== The input ==
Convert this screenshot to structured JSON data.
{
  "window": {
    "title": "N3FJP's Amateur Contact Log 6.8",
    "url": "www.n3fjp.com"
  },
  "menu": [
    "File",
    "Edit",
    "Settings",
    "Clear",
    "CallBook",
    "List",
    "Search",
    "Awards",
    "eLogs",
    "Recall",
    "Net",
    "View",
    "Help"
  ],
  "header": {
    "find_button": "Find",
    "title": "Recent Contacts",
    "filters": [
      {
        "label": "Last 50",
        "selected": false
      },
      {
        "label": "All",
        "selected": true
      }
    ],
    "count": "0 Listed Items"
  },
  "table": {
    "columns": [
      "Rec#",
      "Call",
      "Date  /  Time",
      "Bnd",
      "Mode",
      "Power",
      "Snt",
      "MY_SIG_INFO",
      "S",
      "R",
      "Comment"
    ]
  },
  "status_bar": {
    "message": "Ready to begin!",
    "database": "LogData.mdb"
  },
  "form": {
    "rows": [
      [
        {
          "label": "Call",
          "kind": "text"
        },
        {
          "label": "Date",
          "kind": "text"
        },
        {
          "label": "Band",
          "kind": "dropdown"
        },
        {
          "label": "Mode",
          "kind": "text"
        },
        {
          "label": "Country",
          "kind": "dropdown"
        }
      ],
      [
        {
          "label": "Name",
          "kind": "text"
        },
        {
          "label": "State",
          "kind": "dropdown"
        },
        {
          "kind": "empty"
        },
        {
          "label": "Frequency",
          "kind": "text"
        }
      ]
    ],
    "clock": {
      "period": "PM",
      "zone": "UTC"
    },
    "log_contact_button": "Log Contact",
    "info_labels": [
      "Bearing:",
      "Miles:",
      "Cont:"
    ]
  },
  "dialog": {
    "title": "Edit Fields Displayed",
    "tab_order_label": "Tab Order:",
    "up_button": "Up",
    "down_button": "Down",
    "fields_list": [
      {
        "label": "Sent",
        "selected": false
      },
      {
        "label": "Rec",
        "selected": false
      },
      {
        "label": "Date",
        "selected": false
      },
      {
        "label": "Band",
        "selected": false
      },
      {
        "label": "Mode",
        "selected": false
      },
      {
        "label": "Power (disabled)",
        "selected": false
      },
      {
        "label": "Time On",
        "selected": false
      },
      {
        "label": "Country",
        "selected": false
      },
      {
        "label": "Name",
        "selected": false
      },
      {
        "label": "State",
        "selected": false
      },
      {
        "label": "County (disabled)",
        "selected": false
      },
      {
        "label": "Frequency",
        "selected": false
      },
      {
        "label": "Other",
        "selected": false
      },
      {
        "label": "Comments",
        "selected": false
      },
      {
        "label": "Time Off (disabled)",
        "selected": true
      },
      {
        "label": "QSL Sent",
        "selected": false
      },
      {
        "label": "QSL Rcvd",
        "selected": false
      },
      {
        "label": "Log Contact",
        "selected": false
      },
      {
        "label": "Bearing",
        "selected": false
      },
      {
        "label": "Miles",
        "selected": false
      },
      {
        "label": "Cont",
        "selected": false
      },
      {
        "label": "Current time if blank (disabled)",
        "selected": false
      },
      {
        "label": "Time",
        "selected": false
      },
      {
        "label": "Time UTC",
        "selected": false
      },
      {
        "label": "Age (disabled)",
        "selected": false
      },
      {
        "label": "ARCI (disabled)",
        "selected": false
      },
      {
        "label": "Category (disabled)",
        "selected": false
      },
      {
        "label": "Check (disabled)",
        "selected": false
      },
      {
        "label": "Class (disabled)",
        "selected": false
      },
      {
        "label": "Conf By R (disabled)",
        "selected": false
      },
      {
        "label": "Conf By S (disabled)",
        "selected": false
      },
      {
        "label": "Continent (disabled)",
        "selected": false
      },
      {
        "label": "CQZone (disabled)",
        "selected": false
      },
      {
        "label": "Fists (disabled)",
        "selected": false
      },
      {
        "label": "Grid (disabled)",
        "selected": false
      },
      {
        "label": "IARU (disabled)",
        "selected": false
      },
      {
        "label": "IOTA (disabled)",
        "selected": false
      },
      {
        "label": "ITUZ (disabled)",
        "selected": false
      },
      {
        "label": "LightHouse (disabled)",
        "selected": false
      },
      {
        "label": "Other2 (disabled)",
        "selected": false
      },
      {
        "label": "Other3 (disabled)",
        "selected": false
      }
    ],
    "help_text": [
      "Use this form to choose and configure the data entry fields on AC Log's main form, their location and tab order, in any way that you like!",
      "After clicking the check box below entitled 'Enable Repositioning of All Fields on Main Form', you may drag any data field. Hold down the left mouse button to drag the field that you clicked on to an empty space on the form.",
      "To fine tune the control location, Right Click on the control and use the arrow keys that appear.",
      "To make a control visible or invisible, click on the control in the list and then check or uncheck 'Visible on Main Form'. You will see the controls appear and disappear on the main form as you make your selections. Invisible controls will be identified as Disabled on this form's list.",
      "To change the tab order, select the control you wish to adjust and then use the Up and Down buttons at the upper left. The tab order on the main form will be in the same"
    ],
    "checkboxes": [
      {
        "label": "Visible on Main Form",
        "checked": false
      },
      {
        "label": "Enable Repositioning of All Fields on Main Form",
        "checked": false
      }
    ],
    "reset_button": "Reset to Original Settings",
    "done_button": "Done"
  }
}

== Directive ==
Copy every line of the records word for word.

== Final result ==
Convert this screenshot to structured JSON data.
{
  "window": {
    "title": "N3FJP's Amateur Contact Log 6.8",
    "url": "www.n3fjp.com"
  },
  "menu": [
    "File",
    "Edit",
    "Settings",
    "Clear",
    "CallBook",
    "List",
    "Search",
    "Awards",
    "eLogs",
    "Recall",
    "Net",
    "View",
    "Help"
  ],
  "header": {
    "find_button": "Find",
    "title": "Recent Contacts",
    "filters": [
      {
        "label": "Last 50",
        "selected": false
      },
      {
        "label": "All",
        "selected": true
      }
    ],
    "count": "0 Listed Items"
  },
  "table": {
    "columns": [
      "Rec#",
      "Call",
      "Date  /  Time",
      "Bnd",
      "Mode",
      "Power",
      "Snt",
      "MY_SIG_INFO",
      "S",
      "R",
      "Comment"
    ]
  },
  "status_bar": {
    "message": "Ready to begin!",
    "database": "LogData.mdb"
  },
  "form": {
    "rows": [
      [
        {
          "label": "Call",
          "kind": "text"
        },
        {
          "label": "Date",
          "kind": "text"
        },
        {
          "label": "Band",
          "kind": "dropdown"
        },
        {
          "label": "Mode",
          "kind": "text"
        },
        {
          "label": "Country",
          "kind": "dropdown"
        }
      ],
      [
        {
          "label": "Name",
          "kind": "text"
        },
        {
          "label": "State",
          "kind": "dropdown"
        },
        {
          "kind": "empty"
        },
        {
          "label": "Frequency",
          "kind": "text"
        }
      ]
    ],
    "clock": {
      "period": "PM",
      "zone": "UTC"
    },
    "log_contact_button": "Log Contact",
    "info_labels": [
      "Bearing:",
      "Miles:",
      "Cont:"
    ]
  },
  "dialog": {
    "title": "Edit Fields Displayed",
    "tab_order_label": "Tab Order:",
    "up_button": "Up",
    "down_button": "Down",
    "fields_list": [
      {
        "label": "Sent",
        "selected": false
      },
      {
        "label": "Rec",
        "selected": false
      },
      {
        "label": "Date",
        "selected": false
      },
      {
        "label": "Band",
        "selected": false
      },
      {
        "label": "Mode",
        "selected": false
      },
      {
        "label": "Power (disabled)",
        "selected": false
      },
      {
        "label": "Time On",
        "selected": false
      },
      {
        "label": "Country",
        "selected": false
      },
      {
        "label": "Name",
        "selected": false
      },
      {
        "label": "State",
        "selected": false
      },
      {
        "label": "County (disabled)",
        "selected": false
      },
      {
        "label": "Frequency",
        "selected": false
      },
      {
        "label": "Other",
        "selected": false
      },
      {
        "label": "Comments",
        "selected": false
      },
      {
        "label": "Time Off (disabled)",
        "selected": true
      },
      {
        "label": "QSL Sent",
        "selected": false
      },
      {
        "label": "QSL Rcvd",
        "selected": false
      },
      {
        "label": "Log Contact",
        "selected": false
      },
      {
        "label": "Bearing",
        "selected": false
      },
      {
        "label": "Miles",
        "selected": false
      },
      {
        "label": "Cont",
        "selected": false
      },
      {
        "label": "Current time if blank (disabled)",
        "selected": false
      },
      {
        "label": "Time",
        "selected": false
      },
      {
        "label": "Time UTC",
        "selected": false
      },
      {
        "label": "Age (disabled)",
        "selected": false
      },
      {
        "label": "ARCI (disabled)",
        "selected": false
      },
      {
        "label": "Category (disabled)",
        "selected": false
      },
      {
        "label": "Check (disabled)",
        "selected": false
      },
      {
        "label": "Class (disabled)",
        "selected": false
      },
      {
        "label": "Conf By R (disabled)",
        "selected": false
      },
      {
        "label": "Conf By S (disabled)",
        "selected": false
      },
      {
        "label": "Continent (disabled)",
        "selected": false
      },
      {
        "label": "CQZone (disabled)",
        "selected": false
      },
      {
        "label": "Fists (disabled)",
        "selected": false
      },
      {
        "label": "Grid (disabled)",
        "selected": false
      },
      {
        "label": "IARU (disabled)",
        "selected": false
      },
      {
        "label": "IOTA (disabled)",
        "selected": false
      },
      {
        "label": "ITUZ (disabled)",
        "selected": false
      },
      {
        "label": "LightHouse (disabled)",
        "selected": false
      },
      {
        "label": "Other2 (disabled)",
        "selected": false
      },
      {
        "label": "Other3 (disabled)",
        "selected": false
      }
    ],
    "help_text": [
      "Use this form to choose and configure the data entry fields on AC Log's main form, their location and tab order, in any way that you like!",
      "After clicking the check box below entitled 'Enable Repositioning of All Fields on Main Form', you may drag any data field. Hold down the left mouse button to drag the field that you clicked on to an empty space on the form.",
      "To fine tune the control location, Right Click on the control and use the arrow keys that appear.",
      "To make a control visible or invisible, click on the control in the list and then check or uncheck 'Visible on Main Form'. You will see the controls appear and disappear on the main form as you make your selections. Invisible controls will be identified as Disabled on this form's list.",
      "To change the tab order, select the control you wish to adjust and then use the Up and Down buttons at the upper left. The tab order on the main form will be in the same"
    ],
    "checkboxes": [
      {
        "label": "Visible on Main Form",
        "checked": false
      },
      {
        "label": "Enable Repositioning of All Fields on Main Form",
        "checked": false
      }
    ],
    "reset_button": "Reset to Original Settings",
    "done_button": "Done"
  }
}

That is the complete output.